● **Exercise**
Make an exact copy of the entries, and keep any pictures out of it.

Collected data entries:
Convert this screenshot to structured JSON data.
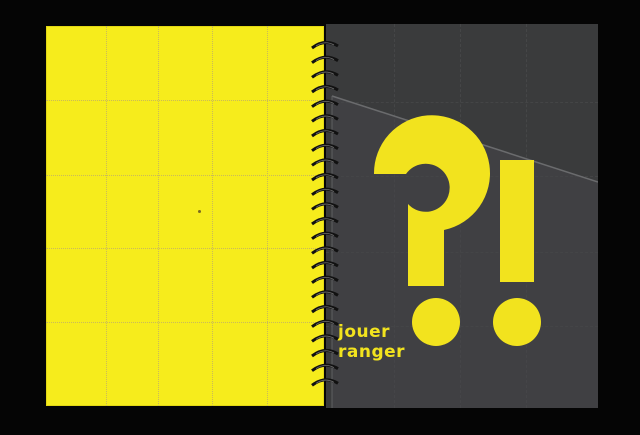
{
  "notebook": {
    "cover_words": [
      "jouer",
      "ranger"
    ],
    "symbols": "?!",
    "colors": {
      "background": "#050505",
      "yellow_page": "#f6ec1c",
      "dark_cover": "#3a3b3c",
      "symbol_yellow": "#f2e31e",
      "spiral": "#111111"
    },
    "left_page_grid": {
      "columns": 5,
      "rows": 6
    },
    "spiral_rings": 24
  }
}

● **Answer to the exercise**
Convert this screenshot to structured JSON data.
{
  "notebook": {
    "cover_words": [
      "jouer",
      "ranger"
    ],
    "symbols": "?!",
    "colors": {
      "background": "#050505",
      "yellow_page": "#f6ec1c",
      "dark_cover": "#3a3b3c",
      "symbol_yellow": "#f2e31e",
      "spiral": "#111111"
    },
    "left_page_grid": {
      "columns": 5,
      "rows": 6
    },
    "spiral_rings": 24
  }
}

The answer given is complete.